EXERCISE DATA:
* * * *
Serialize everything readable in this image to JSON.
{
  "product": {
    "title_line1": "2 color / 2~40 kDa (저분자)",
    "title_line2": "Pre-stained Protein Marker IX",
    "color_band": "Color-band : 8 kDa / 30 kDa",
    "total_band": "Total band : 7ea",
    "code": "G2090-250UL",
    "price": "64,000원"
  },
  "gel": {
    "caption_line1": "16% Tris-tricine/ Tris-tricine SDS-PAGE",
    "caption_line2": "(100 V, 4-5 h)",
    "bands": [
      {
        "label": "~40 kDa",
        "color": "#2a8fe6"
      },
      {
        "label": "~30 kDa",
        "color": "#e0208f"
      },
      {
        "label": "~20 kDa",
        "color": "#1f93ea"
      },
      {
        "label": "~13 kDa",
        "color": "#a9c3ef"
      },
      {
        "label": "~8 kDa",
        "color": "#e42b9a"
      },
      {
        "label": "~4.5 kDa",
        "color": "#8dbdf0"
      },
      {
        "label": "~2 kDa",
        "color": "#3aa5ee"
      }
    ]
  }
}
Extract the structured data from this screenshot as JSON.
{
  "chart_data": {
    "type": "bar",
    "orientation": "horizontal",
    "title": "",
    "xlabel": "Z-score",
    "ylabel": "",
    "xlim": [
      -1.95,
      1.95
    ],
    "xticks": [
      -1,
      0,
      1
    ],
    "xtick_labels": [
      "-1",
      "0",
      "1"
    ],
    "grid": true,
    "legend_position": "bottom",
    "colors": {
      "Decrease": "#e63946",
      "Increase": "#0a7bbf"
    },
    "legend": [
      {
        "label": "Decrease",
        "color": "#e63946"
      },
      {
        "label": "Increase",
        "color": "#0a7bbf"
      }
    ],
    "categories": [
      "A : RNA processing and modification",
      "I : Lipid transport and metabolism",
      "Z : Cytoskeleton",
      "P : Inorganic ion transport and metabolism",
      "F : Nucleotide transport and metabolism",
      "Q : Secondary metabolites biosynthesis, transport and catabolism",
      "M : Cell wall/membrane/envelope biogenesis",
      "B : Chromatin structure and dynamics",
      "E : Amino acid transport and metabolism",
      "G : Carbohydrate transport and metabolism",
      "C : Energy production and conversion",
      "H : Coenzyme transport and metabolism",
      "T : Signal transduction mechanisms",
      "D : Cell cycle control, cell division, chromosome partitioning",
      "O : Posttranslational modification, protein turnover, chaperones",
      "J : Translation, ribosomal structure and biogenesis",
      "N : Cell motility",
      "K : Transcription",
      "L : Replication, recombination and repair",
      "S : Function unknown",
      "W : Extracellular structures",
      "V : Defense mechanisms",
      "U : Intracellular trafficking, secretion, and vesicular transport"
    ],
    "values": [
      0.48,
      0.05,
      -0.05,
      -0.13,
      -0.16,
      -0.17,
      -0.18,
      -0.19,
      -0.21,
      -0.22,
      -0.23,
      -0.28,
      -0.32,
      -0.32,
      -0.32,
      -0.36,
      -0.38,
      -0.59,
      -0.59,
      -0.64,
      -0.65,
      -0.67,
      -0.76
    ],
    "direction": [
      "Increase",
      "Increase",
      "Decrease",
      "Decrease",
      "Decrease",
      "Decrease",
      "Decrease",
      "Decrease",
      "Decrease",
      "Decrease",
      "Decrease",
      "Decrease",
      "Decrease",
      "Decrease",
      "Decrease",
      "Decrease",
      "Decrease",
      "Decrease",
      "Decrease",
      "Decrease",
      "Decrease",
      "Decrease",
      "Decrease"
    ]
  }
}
* * * *
WORK ORDER:
Scan the entries above. Copy each line that has the string "mechanisms".

TASK SOLUTION:
      "T : Signal transduction mechanisms",
      "V : Defense mechanisms",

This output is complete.